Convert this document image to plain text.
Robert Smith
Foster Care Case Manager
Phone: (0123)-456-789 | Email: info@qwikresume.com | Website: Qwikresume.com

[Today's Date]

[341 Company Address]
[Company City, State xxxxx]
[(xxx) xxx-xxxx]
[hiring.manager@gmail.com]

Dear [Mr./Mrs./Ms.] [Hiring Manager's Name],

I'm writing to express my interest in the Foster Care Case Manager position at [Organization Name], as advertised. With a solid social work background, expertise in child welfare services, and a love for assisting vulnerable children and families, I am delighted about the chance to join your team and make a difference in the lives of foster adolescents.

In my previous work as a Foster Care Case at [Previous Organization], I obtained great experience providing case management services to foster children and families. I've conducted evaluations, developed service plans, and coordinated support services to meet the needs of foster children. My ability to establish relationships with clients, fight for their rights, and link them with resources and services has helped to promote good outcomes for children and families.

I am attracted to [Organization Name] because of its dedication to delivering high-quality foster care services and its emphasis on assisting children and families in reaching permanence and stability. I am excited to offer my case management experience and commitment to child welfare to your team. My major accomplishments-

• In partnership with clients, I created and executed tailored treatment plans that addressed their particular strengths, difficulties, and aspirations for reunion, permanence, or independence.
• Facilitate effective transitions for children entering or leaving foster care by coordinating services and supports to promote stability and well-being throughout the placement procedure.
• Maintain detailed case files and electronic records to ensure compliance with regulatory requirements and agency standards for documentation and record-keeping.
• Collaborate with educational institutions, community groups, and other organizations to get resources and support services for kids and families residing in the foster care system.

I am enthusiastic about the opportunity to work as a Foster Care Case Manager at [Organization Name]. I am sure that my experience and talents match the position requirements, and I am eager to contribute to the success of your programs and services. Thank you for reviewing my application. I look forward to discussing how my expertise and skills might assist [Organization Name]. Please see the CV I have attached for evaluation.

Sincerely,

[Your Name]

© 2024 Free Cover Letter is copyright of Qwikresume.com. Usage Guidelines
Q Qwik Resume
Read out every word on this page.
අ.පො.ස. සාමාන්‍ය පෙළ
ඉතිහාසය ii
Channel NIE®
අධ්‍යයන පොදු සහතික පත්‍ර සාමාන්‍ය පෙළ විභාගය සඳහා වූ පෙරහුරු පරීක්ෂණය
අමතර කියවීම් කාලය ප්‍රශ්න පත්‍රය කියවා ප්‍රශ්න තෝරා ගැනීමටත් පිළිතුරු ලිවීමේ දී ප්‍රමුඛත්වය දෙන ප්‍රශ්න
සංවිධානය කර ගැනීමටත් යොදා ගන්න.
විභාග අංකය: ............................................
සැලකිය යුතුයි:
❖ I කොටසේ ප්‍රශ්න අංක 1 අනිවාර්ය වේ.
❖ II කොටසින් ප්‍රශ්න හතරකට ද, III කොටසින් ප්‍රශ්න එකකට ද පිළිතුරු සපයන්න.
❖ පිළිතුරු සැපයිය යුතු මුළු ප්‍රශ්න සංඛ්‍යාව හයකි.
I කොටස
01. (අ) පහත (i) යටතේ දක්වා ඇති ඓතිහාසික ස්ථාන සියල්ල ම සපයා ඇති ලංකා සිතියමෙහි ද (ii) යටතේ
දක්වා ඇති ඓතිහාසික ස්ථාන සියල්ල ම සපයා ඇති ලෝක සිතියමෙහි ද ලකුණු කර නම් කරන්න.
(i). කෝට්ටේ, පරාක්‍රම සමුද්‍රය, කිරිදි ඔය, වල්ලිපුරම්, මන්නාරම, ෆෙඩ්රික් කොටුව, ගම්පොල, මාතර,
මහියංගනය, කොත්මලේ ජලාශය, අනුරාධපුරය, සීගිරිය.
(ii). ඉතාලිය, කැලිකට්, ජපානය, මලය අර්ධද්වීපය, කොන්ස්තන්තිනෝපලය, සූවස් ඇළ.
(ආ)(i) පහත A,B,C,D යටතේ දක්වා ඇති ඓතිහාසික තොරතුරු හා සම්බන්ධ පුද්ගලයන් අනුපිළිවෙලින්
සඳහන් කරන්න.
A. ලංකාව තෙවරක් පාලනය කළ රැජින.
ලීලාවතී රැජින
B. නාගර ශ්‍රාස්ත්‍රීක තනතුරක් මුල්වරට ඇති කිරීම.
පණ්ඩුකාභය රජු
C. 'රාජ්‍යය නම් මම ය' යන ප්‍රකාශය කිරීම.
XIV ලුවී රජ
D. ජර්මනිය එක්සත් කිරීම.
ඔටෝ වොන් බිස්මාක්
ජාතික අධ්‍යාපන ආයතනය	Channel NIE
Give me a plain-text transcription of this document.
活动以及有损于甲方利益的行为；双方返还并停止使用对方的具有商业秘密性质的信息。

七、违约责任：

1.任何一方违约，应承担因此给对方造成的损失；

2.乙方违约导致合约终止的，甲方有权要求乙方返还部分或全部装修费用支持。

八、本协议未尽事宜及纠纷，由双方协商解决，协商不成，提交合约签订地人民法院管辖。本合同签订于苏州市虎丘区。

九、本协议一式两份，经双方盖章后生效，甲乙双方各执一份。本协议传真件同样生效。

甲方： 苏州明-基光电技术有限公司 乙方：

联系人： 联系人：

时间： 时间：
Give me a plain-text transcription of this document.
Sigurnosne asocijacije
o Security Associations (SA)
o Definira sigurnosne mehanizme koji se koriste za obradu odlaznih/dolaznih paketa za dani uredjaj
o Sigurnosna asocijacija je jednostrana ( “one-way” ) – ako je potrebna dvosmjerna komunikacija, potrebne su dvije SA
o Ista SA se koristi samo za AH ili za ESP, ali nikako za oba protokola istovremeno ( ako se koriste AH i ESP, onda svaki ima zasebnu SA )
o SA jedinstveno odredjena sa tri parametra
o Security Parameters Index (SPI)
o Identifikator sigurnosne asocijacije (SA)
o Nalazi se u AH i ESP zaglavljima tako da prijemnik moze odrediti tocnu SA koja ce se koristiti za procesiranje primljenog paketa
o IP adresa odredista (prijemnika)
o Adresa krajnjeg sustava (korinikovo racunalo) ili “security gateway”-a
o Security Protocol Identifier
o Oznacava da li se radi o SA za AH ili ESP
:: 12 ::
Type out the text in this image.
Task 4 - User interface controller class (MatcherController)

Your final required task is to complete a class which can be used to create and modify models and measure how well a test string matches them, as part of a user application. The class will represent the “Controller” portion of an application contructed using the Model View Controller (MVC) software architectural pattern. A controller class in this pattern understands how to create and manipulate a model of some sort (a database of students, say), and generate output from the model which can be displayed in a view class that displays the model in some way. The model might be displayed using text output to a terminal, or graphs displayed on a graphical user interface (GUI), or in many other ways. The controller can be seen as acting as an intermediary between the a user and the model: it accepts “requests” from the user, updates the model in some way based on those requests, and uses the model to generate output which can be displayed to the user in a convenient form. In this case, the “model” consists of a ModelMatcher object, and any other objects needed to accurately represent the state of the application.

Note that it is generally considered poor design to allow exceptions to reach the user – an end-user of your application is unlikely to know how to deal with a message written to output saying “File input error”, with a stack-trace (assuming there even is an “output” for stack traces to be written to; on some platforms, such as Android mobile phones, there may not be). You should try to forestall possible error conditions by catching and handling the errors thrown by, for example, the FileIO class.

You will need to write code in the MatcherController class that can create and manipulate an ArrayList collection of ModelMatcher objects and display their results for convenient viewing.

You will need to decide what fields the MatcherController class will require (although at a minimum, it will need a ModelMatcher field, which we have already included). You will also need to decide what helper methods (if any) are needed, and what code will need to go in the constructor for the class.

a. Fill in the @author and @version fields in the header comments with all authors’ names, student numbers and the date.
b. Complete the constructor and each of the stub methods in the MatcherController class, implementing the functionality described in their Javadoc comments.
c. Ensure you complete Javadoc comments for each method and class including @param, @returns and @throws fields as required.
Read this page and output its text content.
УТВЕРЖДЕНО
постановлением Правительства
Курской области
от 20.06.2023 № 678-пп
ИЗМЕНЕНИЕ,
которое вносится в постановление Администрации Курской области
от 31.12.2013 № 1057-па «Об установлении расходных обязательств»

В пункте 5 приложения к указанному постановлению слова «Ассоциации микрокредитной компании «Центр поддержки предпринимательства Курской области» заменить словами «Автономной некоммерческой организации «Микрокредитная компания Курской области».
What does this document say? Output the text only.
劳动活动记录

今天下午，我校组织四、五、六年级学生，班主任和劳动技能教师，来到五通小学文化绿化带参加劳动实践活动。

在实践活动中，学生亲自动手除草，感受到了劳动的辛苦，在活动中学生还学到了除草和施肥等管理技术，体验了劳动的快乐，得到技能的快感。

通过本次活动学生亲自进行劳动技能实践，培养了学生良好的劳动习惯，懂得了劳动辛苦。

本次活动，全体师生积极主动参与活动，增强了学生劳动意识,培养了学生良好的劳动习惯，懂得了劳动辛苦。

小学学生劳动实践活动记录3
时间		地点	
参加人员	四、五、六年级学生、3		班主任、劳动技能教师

-----

▸ WHAT NEEDS TO BE DONE
Pick out and copy the lines of the material that include the word "objects".

▸ EXPECTED ANSWER
Your final required task is to complete a class which can be used to create and modify models and measure how well a test string matches them, as part of a user application. The class will represent the “Controller” portion of an application contructed using the Model View Controller (MVC) software architectural pattern. A controller class in this pattern understands how to create and manipulate a model of some sort (a database of students, say), and generate output from the model which can be displayed in a view class that displays the model in some way. The model might be displayed using text output to a terminal, or graphs displayed on a graphical user interface (GUI), or in many other ways. The controller can be seen as acting as an intermediary between the a user and the model: it accepts “requests” from the user, updates the model in some way based on those requests, and uses the model to generate output which can be displayed to the user in a convenient form. In this case, the “model” consists of a ModelMatcher object, and any other objects needed to accurately represent the state of the application.
You will need to write code in the MatcherController class that can create and manipulate an ArrayList collection of ModelMatcher objects and display their results for convenient viewing.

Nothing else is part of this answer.